— Start —

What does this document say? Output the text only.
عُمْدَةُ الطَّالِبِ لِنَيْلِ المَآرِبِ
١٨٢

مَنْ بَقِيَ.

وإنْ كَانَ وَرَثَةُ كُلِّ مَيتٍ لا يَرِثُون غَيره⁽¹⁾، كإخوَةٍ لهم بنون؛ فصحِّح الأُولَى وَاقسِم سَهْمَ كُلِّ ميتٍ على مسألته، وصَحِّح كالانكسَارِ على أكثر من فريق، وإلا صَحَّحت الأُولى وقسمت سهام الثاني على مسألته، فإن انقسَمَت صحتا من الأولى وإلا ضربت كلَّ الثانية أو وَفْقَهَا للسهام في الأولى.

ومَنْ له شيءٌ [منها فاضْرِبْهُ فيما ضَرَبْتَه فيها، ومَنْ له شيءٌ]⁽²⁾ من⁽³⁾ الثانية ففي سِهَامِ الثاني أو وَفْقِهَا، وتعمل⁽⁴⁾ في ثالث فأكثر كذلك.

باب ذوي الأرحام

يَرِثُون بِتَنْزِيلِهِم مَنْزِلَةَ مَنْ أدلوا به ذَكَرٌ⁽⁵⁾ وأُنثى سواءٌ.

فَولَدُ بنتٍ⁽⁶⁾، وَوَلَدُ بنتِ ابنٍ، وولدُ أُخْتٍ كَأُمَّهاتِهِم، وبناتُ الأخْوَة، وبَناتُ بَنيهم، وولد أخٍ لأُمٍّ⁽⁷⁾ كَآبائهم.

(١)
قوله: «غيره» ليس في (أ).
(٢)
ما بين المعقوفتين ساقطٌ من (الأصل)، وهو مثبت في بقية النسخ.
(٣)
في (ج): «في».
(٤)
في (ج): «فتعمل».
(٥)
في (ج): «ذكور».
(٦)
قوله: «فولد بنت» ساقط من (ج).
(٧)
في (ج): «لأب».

— End —
— Start —

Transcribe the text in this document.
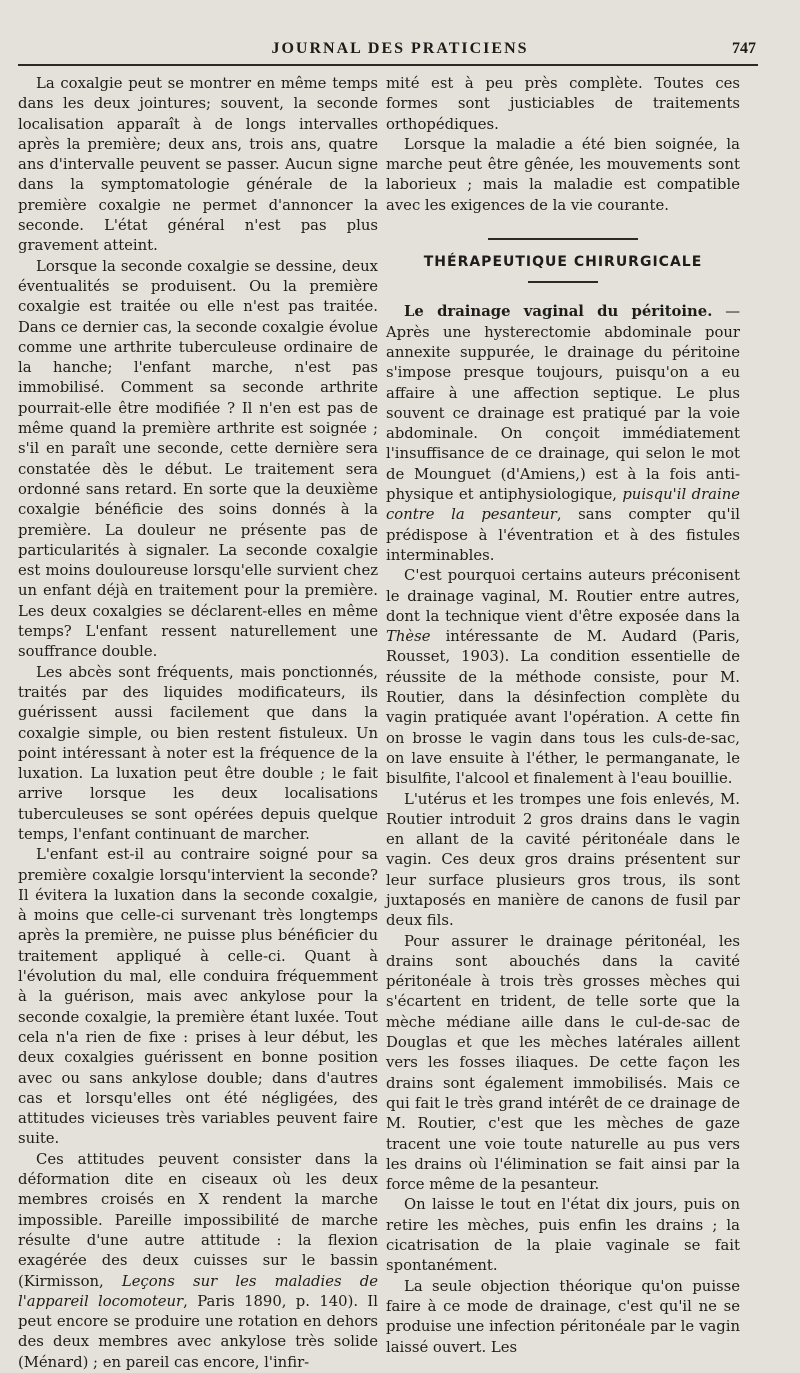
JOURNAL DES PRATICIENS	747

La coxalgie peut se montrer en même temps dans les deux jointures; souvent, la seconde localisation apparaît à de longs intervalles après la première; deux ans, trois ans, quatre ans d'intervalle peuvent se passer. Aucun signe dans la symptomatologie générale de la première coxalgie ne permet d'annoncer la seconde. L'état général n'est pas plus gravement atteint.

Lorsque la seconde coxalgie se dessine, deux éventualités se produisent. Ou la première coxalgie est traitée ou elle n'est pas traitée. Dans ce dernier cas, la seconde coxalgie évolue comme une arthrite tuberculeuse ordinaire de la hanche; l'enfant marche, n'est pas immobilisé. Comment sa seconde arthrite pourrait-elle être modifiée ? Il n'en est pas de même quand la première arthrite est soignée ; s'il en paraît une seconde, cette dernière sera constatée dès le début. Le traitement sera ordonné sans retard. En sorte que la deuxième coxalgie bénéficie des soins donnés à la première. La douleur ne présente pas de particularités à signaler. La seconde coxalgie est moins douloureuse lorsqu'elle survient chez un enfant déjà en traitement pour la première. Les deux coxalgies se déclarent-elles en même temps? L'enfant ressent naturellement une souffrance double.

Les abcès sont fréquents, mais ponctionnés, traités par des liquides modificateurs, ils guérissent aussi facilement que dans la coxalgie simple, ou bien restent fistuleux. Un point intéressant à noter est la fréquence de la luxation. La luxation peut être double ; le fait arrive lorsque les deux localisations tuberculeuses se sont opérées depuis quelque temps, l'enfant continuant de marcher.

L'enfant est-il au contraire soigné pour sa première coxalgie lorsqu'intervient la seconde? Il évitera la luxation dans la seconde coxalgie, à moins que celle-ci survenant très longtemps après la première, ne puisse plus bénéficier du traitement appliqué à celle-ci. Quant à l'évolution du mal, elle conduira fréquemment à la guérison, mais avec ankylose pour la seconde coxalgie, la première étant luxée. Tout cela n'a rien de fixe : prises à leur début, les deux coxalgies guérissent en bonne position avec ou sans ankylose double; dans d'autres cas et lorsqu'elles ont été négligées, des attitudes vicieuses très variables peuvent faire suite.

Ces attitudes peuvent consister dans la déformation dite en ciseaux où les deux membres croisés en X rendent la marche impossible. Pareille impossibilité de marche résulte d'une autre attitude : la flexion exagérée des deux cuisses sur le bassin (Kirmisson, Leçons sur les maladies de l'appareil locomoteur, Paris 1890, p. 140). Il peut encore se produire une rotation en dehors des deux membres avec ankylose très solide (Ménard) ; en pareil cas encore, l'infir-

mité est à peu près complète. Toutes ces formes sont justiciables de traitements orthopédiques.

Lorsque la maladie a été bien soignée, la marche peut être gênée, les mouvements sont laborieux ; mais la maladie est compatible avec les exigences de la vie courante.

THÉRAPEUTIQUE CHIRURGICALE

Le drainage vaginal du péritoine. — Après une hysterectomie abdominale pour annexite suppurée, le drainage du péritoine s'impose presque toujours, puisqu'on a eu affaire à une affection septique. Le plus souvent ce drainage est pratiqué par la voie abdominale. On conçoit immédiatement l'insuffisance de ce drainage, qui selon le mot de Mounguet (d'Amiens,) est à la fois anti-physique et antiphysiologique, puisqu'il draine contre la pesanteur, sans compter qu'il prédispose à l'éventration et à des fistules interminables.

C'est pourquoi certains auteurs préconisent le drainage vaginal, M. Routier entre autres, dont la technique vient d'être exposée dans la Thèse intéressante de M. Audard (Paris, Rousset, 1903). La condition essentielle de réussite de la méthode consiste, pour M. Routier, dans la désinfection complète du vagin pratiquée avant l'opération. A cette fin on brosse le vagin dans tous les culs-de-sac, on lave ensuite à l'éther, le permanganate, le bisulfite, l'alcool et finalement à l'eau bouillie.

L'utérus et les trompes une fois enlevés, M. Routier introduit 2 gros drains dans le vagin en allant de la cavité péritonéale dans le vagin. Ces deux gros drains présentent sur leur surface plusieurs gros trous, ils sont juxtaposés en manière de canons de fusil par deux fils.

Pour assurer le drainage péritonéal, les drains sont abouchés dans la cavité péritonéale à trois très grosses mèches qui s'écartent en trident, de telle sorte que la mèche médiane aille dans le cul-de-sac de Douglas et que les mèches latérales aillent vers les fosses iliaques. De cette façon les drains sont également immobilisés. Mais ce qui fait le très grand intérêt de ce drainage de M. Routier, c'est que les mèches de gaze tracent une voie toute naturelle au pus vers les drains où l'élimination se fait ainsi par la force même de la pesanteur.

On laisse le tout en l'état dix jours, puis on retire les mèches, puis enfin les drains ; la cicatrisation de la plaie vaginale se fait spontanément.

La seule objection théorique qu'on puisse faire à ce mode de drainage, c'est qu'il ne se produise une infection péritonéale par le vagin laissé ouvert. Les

— End —
— Start —

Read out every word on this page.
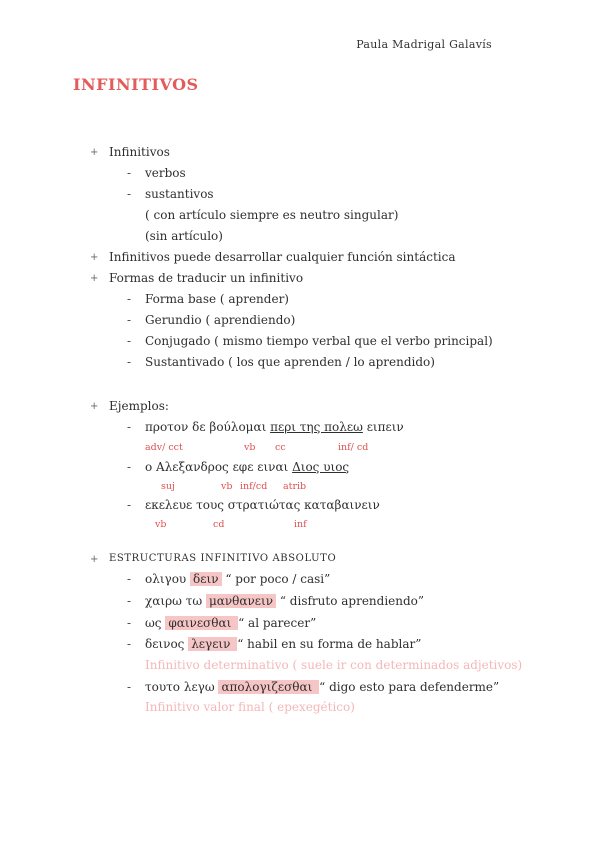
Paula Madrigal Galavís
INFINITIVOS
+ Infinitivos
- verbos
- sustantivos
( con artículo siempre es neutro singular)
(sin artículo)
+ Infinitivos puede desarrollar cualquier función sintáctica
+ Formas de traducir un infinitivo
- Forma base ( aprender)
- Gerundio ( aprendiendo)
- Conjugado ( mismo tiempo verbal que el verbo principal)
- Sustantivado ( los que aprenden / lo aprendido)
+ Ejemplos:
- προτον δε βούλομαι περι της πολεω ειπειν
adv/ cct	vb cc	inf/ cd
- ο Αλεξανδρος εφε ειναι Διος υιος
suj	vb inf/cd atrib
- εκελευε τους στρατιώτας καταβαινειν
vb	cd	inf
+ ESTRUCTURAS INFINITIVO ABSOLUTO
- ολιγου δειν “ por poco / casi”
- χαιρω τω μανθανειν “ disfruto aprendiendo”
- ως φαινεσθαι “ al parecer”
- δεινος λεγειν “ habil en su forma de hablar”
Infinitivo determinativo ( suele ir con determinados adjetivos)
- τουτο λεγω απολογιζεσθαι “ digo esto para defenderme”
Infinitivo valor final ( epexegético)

— End —

Return each line of the data that contains the string "mèches".

Pour assurer le drainage péritonéal, les drains sont abouchés dans la cavité péritonéale à trois très grosses mèches qui s'écartent en trident, de telle sorte que la mèche médiane aille dans le cul-de-sac de Douglas et que les mèches latérales aillent vers les fosses iliaques. De cette façon les drains sont également immobilisés. Mais ce qui fait le très grand intérêt de ce drainage de M. Routier, c'est que les mèches de gaze tracent une voie toute naturelle au pus vers les drains où l'élimination se fait ainsi par la force même de la pesanteur.
On laisse le tout en l'état dix jours, puis on retire les mèches, puis enfin les drains ; la cicatrisation de la plaie vaginale se fait spontanément.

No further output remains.